Exercise directions: Would you pull out every line of the material that contains the string "Augmented"?

Exercise inputs:
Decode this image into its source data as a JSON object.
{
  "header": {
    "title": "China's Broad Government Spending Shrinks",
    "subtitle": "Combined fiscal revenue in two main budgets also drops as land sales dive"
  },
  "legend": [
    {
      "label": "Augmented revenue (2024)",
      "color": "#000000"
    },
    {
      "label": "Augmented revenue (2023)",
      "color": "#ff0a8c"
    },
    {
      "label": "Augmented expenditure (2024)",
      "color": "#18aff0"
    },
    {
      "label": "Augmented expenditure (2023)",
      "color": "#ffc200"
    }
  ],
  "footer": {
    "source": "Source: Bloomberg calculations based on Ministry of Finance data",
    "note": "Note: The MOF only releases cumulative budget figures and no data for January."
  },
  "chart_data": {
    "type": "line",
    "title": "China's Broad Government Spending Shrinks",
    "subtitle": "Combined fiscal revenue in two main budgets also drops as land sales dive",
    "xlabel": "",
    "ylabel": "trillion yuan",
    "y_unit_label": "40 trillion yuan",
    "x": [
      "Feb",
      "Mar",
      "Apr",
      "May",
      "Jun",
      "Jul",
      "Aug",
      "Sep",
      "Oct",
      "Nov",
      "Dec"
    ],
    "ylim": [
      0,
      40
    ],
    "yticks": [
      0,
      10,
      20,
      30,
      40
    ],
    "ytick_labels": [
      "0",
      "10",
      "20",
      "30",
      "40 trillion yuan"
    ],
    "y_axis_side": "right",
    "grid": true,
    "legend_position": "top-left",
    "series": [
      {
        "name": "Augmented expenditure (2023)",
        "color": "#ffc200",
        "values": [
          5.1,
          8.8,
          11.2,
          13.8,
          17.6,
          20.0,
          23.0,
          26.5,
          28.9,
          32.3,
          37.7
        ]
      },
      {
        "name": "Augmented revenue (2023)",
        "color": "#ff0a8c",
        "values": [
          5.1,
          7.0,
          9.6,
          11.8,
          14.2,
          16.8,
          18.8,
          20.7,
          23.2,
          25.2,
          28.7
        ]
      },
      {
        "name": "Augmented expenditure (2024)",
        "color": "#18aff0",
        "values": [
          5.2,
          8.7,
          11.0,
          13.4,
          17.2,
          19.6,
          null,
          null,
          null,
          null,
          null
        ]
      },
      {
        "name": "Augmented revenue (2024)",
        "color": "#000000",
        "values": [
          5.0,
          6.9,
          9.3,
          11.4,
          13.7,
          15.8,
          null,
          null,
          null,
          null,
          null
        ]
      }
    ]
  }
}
==
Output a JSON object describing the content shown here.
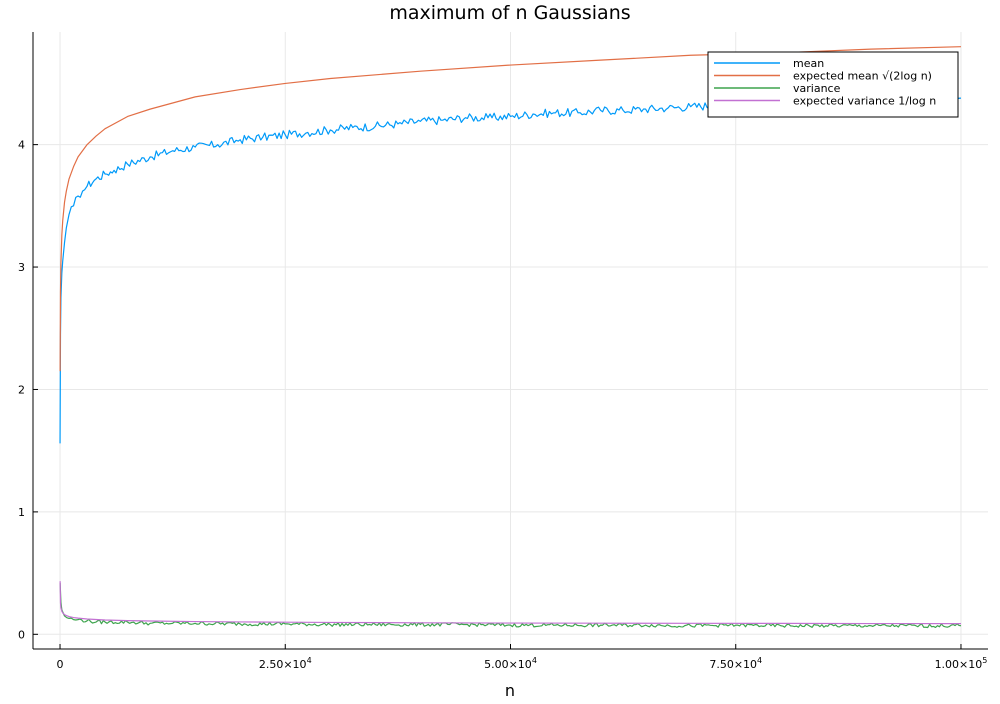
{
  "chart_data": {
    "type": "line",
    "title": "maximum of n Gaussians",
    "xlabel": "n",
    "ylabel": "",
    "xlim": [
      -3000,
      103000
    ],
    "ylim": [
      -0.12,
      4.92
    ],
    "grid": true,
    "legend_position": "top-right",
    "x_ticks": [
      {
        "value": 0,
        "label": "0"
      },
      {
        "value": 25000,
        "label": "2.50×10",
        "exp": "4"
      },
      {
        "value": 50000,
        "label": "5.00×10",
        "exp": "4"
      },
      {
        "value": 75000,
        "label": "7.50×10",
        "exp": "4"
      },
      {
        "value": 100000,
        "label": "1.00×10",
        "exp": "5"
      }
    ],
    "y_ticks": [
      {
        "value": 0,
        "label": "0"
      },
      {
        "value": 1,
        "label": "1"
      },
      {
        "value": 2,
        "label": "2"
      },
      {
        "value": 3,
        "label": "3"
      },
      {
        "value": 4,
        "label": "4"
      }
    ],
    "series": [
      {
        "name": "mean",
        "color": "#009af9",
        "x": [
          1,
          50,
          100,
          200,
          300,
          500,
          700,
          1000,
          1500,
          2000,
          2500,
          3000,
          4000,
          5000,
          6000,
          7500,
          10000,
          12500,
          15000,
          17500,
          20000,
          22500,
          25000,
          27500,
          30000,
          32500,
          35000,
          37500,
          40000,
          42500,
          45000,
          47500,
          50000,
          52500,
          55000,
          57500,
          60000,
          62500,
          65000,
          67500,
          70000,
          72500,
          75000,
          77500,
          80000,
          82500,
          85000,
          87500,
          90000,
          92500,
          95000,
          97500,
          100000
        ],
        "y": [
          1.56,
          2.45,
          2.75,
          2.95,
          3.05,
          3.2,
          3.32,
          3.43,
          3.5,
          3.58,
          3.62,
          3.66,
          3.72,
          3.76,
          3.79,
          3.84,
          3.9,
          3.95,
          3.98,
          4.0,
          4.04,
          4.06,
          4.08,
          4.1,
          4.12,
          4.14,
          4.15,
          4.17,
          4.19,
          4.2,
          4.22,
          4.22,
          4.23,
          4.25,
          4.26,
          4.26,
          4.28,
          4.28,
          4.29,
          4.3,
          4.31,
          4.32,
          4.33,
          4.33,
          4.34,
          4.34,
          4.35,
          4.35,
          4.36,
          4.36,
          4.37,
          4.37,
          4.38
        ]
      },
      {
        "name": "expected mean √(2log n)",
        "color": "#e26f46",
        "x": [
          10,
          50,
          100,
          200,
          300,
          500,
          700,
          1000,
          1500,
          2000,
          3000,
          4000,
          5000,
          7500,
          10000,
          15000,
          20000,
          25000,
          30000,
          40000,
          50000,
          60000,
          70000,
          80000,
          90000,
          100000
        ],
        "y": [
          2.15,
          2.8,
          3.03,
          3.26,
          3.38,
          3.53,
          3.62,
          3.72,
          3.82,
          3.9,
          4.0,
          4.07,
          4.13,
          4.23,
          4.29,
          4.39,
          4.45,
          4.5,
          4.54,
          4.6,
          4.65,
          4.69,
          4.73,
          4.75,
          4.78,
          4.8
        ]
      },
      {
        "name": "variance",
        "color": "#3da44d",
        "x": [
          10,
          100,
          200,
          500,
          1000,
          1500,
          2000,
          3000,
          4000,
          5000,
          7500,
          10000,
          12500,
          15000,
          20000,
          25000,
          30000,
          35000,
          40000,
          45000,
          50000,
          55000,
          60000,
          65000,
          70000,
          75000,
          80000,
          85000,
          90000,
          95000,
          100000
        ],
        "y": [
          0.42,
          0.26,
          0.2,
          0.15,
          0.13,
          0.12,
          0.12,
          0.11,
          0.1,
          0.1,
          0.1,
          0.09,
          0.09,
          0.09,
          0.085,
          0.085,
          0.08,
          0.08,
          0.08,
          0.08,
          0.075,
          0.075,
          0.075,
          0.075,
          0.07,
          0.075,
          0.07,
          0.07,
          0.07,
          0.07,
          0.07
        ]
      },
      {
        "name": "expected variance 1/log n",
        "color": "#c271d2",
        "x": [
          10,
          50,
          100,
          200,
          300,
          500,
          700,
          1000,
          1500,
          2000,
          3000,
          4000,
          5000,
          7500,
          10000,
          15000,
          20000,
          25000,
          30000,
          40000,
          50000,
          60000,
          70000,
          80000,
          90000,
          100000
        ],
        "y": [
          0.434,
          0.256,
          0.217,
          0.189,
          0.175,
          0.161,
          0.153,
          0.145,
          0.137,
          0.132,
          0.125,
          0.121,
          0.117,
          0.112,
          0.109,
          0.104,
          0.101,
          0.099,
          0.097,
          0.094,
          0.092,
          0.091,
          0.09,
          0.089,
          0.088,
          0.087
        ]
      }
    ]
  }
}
--
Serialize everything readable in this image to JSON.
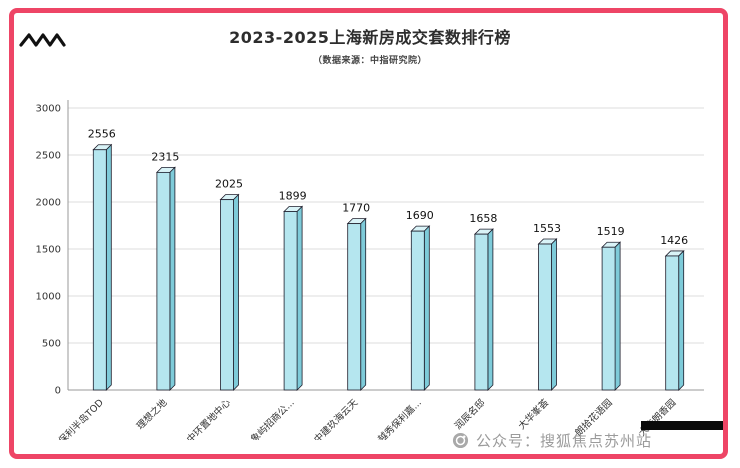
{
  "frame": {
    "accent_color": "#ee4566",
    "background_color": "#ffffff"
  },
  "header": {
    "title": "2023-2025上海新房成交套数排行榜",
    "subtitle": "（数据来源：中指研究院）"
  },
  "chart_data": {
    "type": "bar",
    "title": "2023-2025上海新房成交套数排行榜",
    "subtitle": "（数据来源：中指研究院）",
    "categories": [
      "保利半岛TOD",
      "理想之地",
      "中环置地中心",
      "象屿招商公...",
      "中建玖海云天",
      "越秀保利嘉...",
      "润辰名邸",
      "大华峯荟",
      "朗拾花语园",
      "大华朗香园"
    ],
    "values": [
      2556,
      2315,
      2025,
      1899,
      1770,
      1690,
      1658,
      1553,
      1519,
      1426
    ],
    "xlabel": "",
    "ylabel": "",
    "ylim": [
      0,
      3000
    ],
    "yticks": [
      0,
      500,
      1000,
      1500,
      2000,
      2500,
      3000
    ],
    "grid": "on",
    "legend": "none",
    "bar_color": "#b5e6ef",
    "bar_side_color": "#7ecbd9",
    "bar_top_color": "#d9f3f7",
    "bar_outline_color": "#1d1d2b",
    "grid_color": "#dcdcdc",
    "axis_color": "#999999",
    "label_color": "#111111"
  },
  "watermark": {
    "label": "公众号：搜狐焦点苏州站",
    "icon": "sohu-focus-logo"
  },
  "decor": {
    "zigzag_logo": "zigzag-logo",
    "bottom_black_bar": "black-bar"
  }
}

Reply to the exercise:
      "label": "Augmented revenue (2024)",
      "label": "Augmented revenue (2023)",
      "label": "Augmented expenditure (2024)",
      "label": "Augmented expenditure (2023)",
        "name": "Augmented expenditure (2023)",
        "name": "Augmented revenue (2023)",
        "name": "Augmented expenditure (2024)",
        "name": "Augmented revenue (2024)",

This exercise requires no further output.